** start INFORMATION PROVIDED **

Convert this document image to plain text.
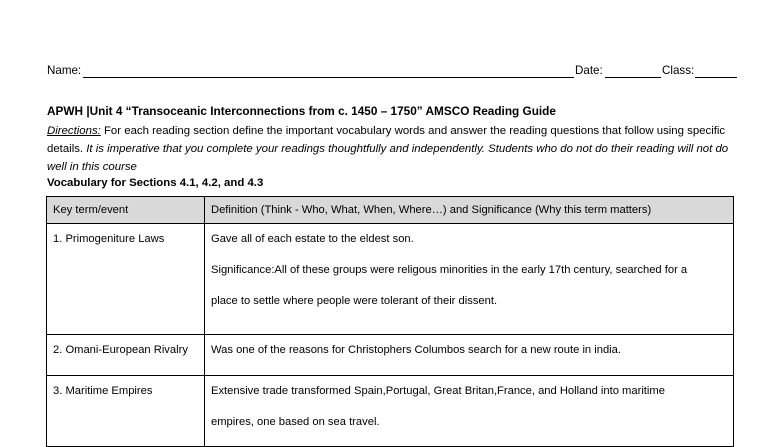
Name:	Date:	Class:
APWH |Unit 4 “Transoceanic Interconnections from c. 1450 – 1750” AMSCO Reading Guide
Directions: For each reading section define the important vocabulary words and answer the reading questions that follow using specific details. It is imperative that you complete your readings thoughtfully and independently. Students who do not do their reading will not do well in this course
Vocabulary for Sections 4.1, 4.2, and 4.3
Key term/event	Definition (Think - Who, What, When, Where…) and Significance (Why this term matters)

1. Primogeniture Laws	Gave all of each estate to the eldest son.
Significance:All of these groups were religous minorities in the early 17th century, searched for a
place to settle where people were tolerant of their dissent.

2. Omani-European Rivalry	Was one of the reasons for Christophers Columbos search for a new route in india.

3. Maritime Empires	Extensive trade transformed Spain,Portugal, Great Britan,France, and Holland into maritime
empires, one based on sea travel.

** end INFORMATION PROVIDED **

Repeat the data exactly, dropping every picture it holds.

Convert this document image to plain text.
Name:	Date:	Class:
APWH |Unit 4 “Transoceanic Interconnections from c. 1450 – 1750” AMSCO Reading Guide
Directions: For each reading section define the important vocabulary words and answer the reading questions that follow using specific details. It is imperative that you complete your readings thoughtfully and independently. Students who do not do their reading will not do well in this course
Vocabulary for Sections 4.1, 4.2, and 4.3
Key term/event	Definition (Think - Who, What, When, Where…) and Significance (Why this term matters)

1. Primogeniture Laws	Gave all of each estate to the eldest son.
Significance:All of these groups were religous minorities in the early 17th century, searched for a
place to settle where people were tolerant of their dissent.

2. Omani-European Rivalry	Was one of the reasons for Christophers Columbos search for a new route in india.

3. Maritime Empires	Extensive trade transformed Spain,Portugal, Great Britan,France, and Holland into maritime
empires, one based on sea travel.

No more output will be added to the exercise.